** Begin Record list **

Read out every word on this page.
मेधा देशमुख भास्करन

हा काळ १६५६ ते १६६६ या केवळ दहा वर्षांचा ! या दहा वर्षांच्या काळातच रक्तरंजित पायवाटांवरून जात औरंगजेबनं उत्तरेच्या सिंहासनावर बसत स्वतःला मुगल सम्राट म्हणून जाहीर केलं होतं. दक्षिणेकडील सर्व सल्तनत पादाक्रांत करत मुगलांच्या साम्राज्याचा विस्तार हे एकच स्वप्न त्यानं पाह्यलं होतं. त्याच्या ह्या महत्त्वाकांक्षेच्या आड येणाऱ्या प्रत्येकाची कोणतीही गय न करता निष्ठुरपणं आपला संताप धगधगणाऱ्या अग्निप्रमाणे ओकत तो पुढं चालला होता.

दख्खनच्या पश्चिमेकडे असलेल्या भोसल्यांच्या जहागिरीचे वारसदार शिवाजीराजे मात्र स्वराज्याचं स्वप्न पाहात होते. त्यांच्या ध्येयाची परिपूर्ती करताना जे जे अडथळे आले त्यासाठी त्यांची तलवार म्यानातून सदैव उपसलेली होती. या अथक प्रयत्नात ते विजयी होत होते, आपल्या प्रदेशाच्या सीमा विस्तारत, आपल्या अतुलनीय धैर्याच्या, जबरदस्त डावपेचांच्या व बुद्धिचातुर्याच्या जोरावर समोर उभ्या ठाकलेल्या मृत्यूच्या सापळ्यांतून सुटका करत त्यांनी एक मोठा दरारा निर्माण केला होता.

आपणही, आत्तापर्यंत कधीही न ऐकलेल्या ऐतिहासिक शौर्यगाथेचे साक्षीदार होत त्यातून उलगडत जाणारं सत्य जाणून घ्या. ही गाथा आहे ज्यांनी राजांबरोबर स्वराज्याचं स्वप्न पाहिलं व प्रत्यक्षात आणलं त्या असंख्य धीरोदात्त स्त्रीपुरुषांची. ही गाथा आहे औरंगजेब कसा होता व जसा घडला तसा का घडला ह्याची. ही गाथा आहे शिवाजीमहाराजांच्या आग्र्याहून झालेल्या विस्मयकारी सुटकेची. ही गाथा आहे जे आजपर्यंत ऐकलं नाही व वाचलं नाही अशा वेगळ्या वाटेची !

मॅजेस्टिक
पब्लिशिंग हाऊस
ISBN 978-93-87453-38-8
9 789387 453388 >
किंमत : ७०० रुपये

** End Record list **

Exercise description:
From the data above, extract every line in its exact form.

Written answer:
Read out every word on this page.
मेधा देशमुख भास्करन

हा काळ १६५६ ते १६६६ या केवळ दहा वर्षांचा ! या दहा वर्षांच्या काळातच रक्तरंजित पायवाटांवरून जात औरंगजेबनं उत्तरेच्या सिंहासनावर बसत स्वतःला मुगल सम्राट म्हणून जाहीर केलं होतं. दक्षिणेकडील सर्व सल्तनत पादाक्रांत करत मुगलांच्या साम्राज्याचा विस्तार हे एकच स्वप्न त्यानं पाह्यलं होतं. त्याच्या ह्या महत्त्वाकांक्षेच्या आड येणाऱ्या प्रत्येकाची कोणतीही गय न करता निष्ठुरपणं आपला संताप धगधगणाऱ्या अग्निप्रमाणे ओकत तो पुढं चालला होता.

दख्खनच्या पश्चिमेकडे असलेल्या भोसल्यांच्या जहागिरीचे वारसदार शिवाजीराजे मात्र स्वराज्याचं स्वप्न पाहात होते. त्यांच्या ध्येयाची परिपूर्ती करताना जे जे अडथळे आले त्यासाठी त्यांची तलवार म्यानातून सदैव उपसलेली होती. या अथक प्रयत्नात ते विजयी होत होते, आपल्या प्रदेशाच्या सीमा विस्तारत, आपल्या अतुलनीय धैर्याच्या, जबरदस्त डावपेचांच्या व बुद्धिचातुर्याच्या जोरावर समोर उभ्या ठाकलेल्या मृत्यूच्या सापळ्यांतून सुटका करत त्यांनी एक मोठा दरारा निर्माण केला होता.

आपणही, आत्तापर्यंत कधीही न ऐकलेल्या ऐतिहासिक शौर्यगाथेचे साक्षीदार होत त्यातून उलगडत जाणारं सत्य जाणून घ्या. ही गाथा आहे ज्यांनी राजांबरोबर स्वराज्याचं स्वप्न पाहिलं व प्रत्यक्षात आणलं त्या असंख्य धीरोदात्त स्त्रीपुरुषांची. ही गाथा आहे औरंगजेब कसा होता व जसा घडला तसा का घडला ह्याची. ही गाथा आहे शिवाजीमहाराजांच्या आग्र्याहून झालेल्या विस्मयकारी सुटकेची. ही गाथा आहे जे आजपर्यंत ऐकलं नाही व वाचलं नाही अशा वेगळ्या वाटेची !

मॅजेस्टिक
पब्लिशिंग हाऊस
ISBN 978-93-87453-38-8
9 789387 453388 >
किंमत : ७०० रुपये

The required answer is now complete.